Pierre Simenon, fils cadet de Georges Simenon, vient de publier De père à père, récit où il revisite et questionne tant ses relations avec son paternel que son propre rôle de père, ce qui, insiste-t-il, constitue son principal métier. Oeuvre sans filtre et sans filet, l'ouvrage est plus introspectif que biographique. À l'occasion du passage de M. Simenon au festival littéraire Metropolis Bleu, La Presse s'est entretenue avec lui.

Question: Quel était le but derrière ce livre: biographique, historique, thérapeutique?

---+---

_Objectif de l'exercice_
Reproduisez à l'identique le passage du texte fourni compris entre « Pierre Simenon, fils » et « livre: biographique, historique, thérapeutique? », ces deux bornes incluses. Appuyez-vous exclusivement sur le texte fourni.

_Matériel fourni_
---+---

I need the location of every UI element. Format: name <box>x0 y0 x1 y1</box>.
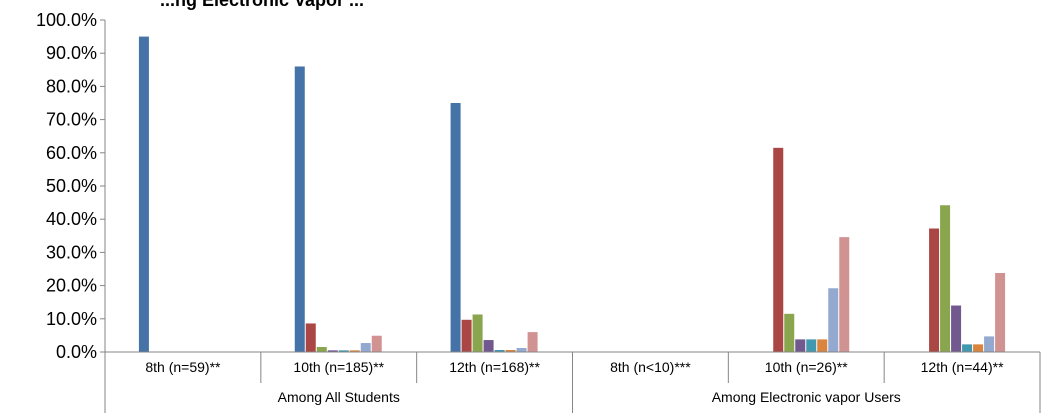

---+---

_Corrigé proposé_
Pierre Simenon, fils cadet de Georges Simenon, vient de publier De père à père, récit où il revisite et questionne tant ses relations avec son paternel que son propre rôle de père, ce qui, insiste-t-il, constitue son principal métier. Oeuvre sans filtre et sans filet, l'ouvrage est plus introspectif que biographique. À l'occasion du passage de M. Simenon au festival littéraire Metropolis Bleu, La Presse s'est entretenue avec lui.

Question: Quel était le but derrière ce livre: biographique, historique, thérapeutique?